→ **THE EXERCISE**: The records below are split into lines. How many of those lines contain the string "Observed"? Reply with the number only.

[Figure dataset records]
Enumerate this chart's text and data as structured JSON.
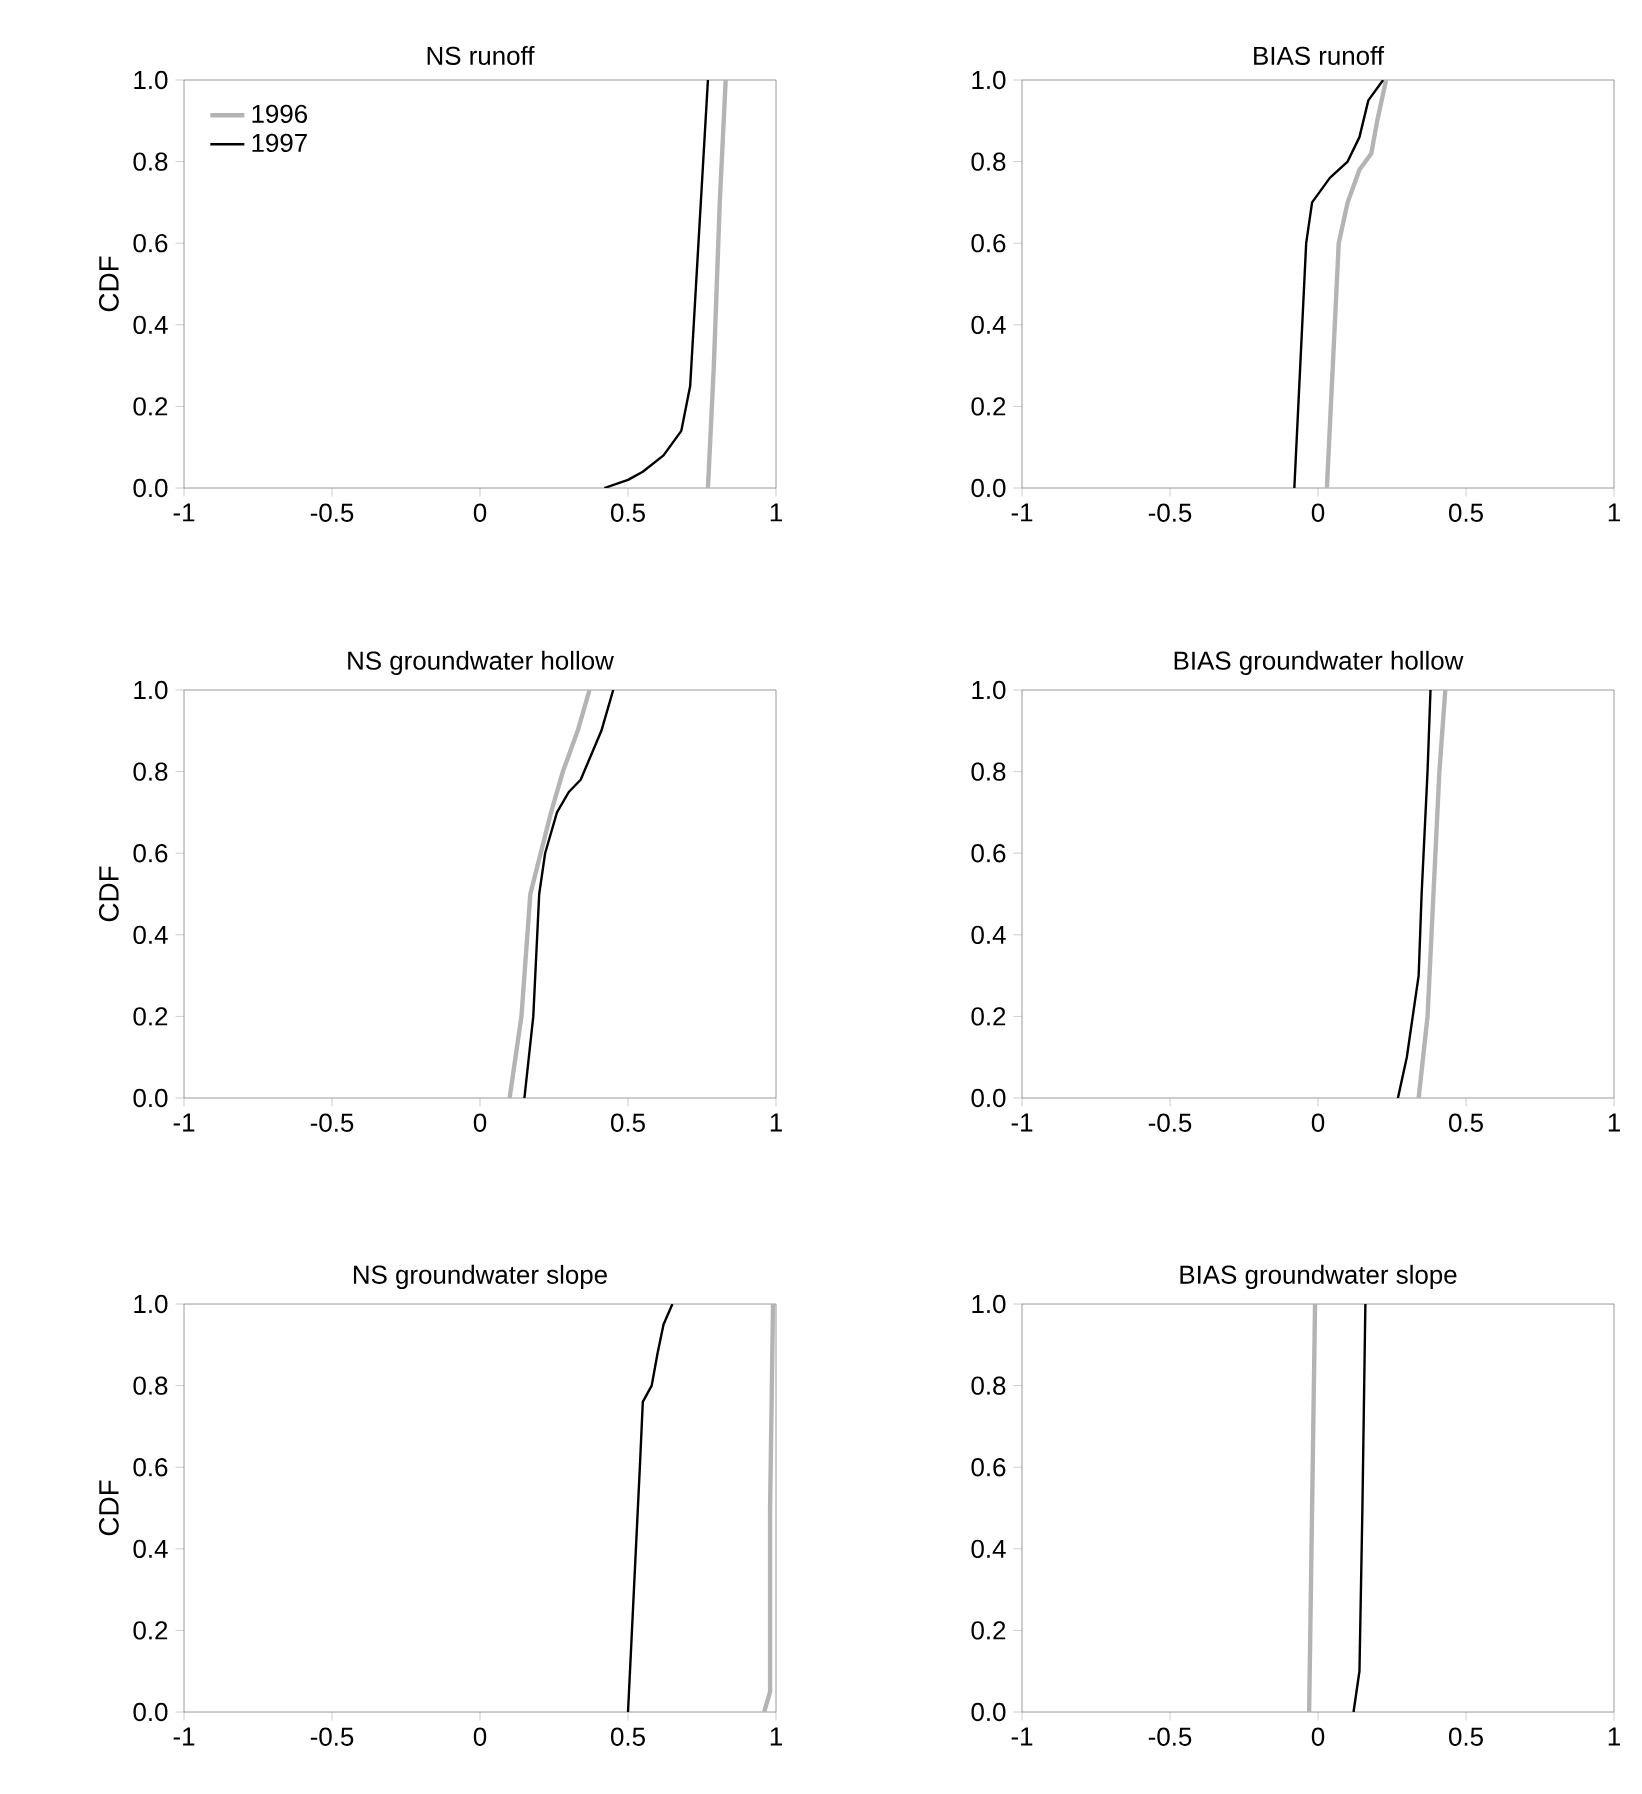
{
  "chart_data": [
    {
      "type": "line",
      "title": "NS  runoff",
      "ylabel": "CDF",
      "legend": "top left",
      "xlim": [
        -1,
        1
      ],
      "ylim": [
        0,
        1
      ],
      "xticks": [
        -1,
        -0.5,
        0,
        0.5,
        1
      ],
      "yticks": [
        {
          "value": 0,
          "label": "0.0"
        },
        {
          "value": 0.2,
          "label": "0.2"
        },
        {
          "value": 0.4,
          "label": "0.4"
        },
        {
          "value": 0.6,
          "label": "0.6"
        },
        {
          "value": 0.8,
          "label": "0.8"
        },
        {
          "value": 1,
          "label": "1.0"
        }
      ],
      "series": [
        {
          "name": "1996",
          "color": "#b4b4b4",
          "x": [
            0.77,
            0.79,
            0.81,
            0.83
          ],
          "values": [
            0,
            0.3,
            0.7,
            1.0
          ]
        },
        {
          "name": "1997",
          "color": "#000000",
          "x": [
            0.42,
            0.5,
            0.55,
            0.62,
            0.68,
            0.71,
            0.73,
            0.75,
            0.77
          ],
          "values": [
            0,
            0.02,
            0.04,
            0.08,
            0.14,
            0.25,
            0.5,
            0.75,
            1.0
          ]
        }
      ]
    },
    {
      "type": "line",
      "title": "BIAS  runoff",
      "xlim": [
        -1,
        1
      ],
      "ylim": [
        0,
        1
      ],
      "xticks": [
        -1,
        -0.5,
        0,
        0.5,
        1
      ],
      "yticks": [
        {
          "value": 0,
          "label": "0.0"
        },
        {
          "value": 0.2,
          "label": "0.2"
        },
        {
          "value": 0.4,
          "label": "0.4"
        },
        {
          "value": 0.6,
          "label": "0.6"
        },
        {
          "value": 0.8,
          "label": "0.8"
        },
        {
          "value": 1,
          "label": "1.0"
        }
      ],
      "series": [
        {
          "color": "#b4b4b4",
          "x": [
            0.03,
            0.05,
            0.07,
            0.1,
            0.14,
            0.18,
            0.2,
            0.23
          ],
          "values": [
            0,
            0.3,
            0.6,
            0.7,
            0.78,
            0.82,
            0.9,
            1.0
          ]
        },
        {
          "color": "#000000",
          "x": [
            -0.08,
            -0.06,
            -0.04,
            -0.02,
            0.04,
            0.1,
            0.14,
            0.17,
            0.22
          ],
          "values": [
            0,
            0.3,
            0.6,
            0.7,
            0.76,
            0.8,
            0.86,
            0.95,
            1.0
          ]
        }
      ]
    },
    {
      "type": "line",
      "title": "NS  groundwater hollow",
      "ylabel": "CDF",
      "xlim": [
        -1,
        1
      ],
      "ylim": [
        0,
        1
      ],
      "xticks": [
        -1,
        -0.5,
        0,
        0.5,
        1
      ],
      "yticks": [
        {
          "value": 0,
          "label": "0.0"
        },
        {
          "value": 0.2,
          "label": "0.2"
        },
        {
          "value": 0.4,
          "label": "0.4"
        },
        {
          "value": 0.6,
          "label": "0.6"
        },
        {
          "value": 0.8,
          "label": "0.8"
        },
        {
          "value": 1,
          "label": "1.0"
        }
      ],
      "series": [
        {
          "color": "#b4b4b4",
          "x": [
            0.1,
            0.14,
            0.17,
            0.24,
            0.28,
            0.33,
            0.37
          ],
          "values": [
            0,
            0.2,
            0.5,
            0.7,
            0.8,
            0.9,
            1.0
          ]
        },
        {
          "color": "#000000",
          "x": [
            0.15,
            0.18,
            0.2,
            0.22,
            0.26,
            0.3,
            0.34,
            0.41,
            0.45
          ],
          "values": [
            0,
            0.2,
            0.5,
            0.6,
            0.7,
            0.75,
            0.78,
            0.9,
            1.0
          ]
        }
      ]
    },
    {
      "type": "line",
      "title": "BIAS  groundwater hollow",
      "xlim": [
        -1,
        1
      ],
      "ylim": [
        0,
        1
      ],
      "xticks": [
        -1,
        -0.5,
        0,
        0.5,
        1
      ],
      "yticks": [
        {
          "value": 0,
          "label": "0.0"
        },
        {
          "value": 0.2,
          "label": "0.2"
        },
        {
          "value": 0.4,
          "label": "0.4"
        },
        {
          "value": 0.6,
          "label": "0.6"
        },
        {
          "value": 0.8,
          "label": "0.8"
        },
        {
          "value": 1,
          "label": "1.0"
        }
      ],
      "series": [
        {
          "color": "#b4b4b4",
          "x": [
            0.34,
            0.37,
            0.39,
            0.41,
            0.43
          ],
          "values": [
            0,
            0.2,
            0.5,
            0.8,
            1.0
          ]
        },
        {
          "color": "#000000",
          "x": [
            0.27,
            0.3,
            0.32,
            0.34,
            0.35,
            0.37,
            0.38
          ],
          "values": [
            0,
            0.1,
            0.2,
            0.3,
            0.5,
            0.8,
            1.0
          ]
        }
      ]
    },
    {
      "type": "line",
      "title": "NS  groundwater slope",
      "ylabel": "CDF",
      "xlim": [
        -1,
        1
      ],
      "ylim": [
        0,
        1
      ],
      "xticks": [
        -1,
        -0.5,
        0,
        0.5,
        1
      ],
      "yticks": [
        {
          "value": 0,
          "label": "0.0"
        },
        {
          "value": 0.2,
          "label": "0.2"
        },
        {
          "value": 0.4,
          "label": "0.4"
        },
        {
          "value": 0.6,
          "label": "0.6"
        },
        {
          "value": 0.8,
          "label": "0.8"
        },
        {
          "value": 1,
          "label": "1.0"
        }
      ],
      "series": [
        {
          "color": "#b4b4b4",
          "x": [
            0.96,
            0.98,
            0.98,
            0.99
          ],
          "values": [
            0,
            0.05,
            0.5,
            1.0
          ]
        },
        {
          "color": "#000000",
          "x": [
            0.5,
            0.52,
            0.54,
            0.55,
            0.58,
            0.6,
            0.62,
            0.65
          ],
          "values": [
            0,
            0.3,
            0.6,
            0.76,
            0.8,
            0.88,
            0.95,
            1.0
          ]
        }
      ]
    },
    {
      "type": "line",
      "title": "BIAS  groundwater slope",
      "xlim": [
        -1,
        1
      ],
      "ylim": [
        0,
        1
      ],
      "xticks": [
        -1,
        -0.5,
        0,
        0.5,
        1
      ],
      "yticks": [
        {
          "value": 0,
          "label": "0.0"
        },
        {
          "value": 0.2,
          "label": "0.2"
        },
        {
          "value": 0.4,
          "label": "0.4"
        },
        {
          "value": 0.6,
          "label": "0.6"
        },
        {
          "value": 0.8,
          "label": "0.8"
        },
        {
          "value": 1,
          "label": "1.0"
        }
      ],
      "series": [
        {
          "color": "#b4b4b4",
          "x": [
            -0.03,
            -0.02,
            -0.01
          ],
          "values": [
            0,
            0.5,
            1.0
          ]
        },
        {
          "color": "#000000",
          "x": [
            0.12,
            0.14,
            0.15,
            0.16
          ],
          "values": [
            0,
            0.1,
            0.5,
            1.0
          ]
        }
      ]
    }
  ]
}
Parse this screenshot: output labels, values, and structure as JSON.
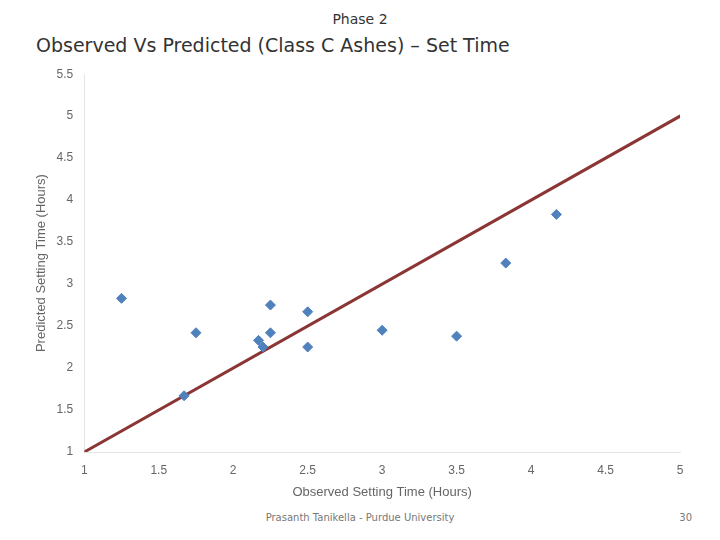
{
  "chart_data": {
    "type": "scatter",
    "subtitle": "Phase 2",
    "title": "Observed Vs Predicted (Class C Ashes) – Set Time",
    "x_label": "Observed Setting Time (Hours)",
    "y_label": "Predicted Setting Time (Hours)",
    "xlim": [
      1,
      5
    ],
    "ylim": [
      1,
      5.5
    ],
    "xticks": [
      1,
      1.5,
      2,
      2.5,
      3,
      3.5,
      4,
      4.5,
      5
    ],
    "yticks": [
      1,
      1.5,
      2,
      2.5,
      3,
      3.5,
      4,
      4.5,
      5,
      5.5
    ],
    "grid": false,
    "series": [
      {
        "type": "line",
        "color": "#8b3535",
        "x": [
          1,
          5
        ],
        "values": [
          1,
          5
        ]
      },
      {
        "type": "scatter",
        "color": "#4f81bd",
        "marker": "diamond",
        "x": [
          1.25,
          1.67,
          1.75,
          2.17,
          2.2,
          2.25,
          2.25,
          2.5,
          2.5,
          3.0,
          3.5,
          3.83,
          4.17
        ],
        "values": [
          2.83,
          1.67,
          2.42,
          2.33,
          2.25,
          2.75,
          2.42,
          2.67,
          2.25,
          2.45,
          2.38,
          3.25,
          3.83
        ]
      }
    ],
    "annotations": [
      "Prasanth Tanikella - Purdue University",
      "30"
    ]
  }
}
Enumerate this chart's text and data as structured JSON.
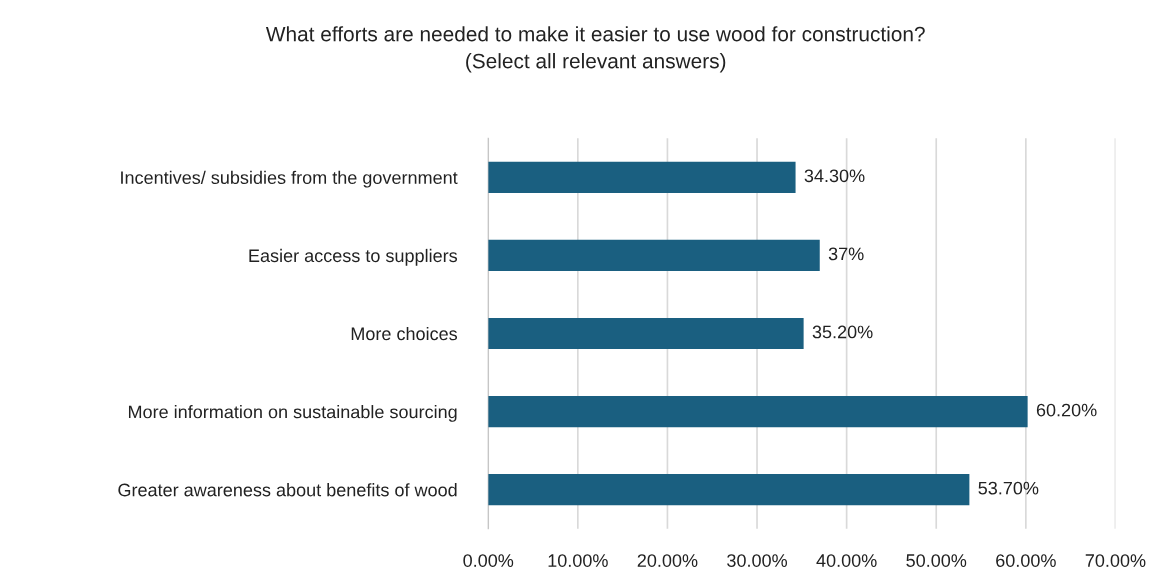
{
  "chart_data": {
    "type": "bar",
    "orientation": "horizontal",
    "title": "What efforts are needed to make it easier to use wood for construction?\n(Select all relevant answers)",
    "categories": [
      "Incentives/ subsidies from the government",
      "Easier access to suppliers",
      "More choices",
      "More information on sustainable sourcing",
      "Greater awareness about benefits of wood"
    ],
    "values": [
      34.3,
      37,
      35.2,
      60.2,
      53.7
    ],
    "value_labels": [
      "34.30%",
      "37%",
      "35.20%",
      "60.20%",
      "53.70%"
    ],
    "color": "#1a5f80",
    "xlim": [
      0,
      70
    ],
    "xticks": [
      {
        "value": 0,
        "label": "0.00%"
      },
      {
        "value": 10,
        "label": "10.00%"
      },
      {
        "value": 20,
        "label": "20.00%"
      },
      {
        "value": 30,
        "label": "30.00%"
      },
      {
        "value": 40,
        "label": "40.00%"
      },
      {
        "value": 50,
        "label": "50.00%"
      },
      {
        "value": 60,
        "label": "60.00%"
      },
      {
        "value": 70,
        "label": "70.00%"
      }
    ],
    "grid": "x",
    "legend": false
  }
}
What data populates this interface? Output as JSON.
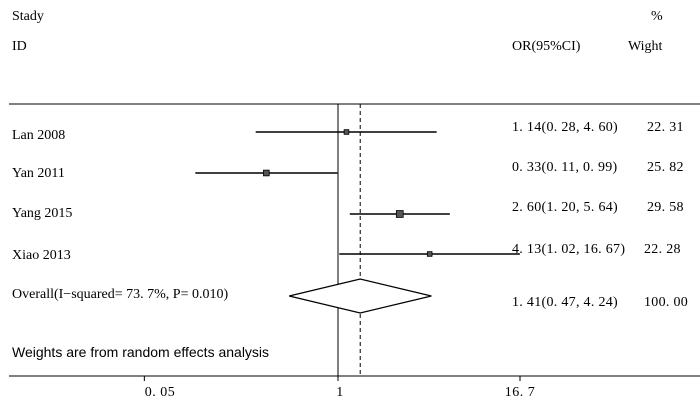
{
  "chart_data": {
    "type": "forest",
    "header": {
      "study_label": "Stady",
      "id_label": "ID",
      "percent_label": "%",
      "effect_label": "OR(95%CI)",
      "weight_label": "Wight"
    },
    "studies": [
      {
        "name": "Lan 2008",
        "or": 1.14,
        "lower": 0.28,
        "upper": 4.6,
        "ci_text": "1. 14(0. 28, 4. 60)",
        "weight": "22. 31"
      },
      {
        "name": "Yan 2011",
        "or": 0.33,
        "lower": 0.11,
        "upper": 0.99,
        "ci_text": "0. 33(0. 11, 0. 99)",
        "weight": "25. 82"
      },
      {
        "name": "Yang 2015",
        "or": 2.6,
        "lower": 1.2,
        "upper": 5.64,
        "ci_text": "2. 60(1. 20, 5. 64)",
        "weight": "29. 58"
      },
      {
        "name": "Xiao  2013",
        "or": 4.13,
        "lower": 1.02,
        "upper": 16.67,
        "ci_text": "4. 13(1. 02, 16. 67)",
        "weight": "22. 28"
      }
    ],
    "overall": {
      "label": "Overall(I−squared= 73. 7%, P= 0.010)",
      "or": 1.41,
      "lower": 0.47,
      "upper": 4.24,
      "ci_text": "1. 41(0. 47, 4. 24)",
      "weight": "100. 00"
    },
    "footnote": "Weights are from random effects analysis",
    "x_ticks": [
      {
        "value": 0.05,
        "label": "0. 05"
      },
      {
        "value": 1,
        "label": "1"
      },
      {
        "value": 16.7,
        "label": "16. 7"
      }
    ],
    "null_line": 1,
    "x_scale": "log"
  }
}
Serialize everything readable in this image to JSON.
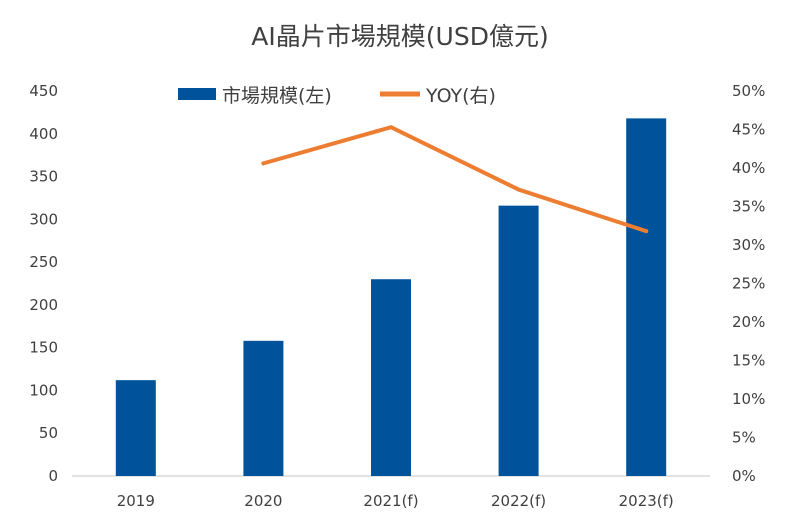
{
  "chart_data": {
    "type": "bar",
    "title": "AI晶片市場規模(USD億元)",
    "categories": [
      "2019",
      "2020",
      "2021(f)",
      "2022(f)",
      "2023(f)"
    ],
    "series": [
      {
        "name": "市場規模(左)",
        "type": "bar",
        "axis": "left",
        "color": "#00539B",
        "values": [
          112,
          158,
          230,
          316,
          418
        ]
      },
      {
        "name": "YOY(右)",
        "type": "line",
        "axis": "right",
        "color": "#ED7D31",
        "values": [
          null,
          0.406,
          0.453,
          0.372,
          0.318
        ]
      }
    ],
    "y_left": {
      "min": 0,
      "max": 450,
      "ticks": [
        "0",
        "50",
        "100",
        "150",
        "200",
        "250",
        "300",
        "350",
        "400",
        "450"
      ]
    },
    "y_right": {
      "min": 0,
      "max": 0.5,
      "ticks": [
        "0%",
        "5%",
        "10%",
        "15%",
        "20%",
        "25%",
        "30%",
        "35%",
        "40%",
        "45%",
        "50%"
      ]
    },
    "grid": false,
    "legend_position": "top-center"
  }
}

→ **SOLUTION FOR THIS PROBLEM**: 2